#### TASKS TO CARRY OUT:
1) Summarize the blog excerpt in two sentences.
2) Reproduce the blog excerpt word for word, everything from "Congratulations to all" down to "in 24 hours!".

[EXTRACT]

I was excited by the translate.org.za guys - Dwayne Bailey, Adel Zaim, and Friedel Wolff - reaction to the presentation. Dwayne immediately saw the potential to more easily localize and thus reach African communities. My understanding from Dwayne is that in Africa, communities will share a cell phone to access the internet, email, etc. And, because Fennec, at this stage anyway, requires a much lighter effort for translation it holds the potential for greater impact by getting to more African languages and thus communities. Awesome!

As always, please send me feedback. I hope the presentation provides some good information on where we're at currently towards localizing Fennec and how to start localizing it.

June 25, 2008

Congratulations to all our Localizers!

I just heard from Asa that we have now exceeded 20 million downloads in 1 week which is wonderfully incredible! Without your efforts we could not have achieved such overwhelming success.

It is an honour to work with all of you localizers, translators, testers and others who enable us to create so many great localizations for Firefox.  I congratulate you all on the extensive use of Firefox in all of your languages and locales!

Thank you also for participating and encouraging your users to help us go for a world record on Download Day for Firefox 3; we received over 8.000.000 downloads in 24 hours!

From what I hear in the channels many of you have or are about to have local celebration parties for Firefox 3. Please tell us about them either at www.spreadfirefox.com or leave me a comment with what you did and how it went :) I hope you ENJOY with your teams and users. You deserve wonderful celebrations :)!

Thank you and ...keep it open, keep it safe, use Firefox!

Yours sincerely,
Mic
L10n-driver

June 11, 2008

Firefox 3

Holy cows, I'm so excited :)

[/EXTRACT]
[ENTRIES SHOWN]

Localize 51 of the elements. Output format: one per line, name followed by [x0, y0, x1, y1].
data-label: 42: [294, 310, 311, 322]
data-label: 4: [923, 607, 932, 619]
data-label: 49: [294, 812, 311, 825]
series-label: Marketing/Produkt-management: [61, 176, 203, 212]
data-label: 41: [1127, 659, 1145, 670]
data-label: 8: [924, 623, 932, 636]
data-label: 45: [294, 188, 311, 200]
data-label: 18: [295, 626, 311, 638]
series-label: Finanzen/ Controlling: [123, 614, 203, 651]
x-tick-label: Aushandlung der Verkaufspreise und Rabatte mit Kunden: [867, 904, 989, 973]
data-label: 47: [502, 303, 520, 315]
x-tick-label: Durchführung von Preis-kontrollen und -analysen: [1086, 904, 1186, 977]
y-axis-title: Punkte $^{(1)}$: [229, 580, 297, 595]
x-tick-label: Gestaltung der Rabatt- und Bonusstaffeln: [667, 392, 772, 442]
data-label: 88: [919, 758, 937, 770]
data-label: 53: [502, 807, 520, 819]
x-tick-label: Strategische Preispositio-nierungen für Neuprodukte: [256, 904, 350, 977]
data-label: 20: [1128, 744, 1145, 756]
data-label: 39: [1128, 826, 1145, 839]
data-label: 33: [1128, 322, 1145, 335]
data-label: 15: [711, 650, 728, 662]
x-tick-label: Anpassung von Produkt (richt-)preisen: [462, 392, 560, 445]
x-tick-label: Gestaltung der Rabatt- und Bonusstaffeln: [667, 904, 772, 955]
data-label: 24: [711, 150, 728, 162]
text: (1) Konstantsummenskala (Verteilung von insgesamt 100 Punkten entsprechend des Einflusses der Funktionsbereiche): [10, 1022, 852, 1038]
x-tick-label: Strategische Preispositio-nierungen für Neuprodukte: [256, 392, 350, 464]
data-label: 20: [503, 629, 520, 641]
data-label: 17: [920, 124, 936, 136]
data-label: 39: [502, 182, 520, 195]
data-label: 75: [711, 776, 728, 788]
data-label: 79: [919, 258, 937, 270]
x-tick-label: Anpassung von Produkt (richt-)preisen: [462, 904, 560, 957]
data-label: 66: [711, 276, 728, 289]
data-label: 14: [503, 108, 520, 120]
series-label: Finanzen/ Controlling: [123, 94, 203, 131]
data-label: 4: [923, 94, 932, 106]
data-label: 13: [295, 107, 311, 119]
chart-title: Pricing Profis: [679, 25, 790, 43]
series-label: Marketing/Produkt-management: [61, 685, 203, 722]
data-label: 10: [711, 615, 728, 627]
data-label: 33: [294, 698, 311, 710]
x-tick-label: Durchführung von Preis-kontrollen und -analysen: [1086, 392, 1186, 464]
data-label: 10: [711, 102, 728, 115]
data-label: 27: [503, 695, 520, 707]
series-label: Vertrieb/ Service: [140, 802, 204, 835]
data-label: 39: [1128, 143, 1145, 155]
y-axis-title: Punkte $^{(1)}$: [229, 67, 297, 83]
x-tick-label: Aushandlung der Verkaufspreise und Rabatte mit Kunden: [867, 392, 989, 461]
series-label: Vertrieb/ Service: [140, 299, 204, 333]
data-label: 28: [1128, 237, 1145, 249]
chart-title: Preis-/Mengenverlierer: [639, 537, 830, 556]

[/ENTRIES SHOWN]

#### RESPONSE LIST:
1) The translate.org.za team reacted with excitement to a presentation on Fennec, and Dwayne Bailey saw that its lighter translation effort could help reach more African languages and communities. A later post congratulates localizers on Firefox passing 20 million downloads in one week and more than 8,000,000 in 24 hours on Download Day for Firefox 3, and asks them to share how their local celebration parties went.

2)
Congratulations to all our Localizers!

I just heard from Asa that we have now exceeded 20 million downloads in 1 week which is wonderfully incredible! Without your efforts we could not have achieved such overwhelming success.

It is an honour to work with all of you localizers, translators, testers and others who enable us to create so many great localizations for Firefox.  I congratulate you all on the extensive use of Firefox in all of your languages and locales!

Thank you also for participating and encouraging your users to help us go for a world record on Download Day for Firefox 3; we received over 8.000.000 downloads in 24 hours!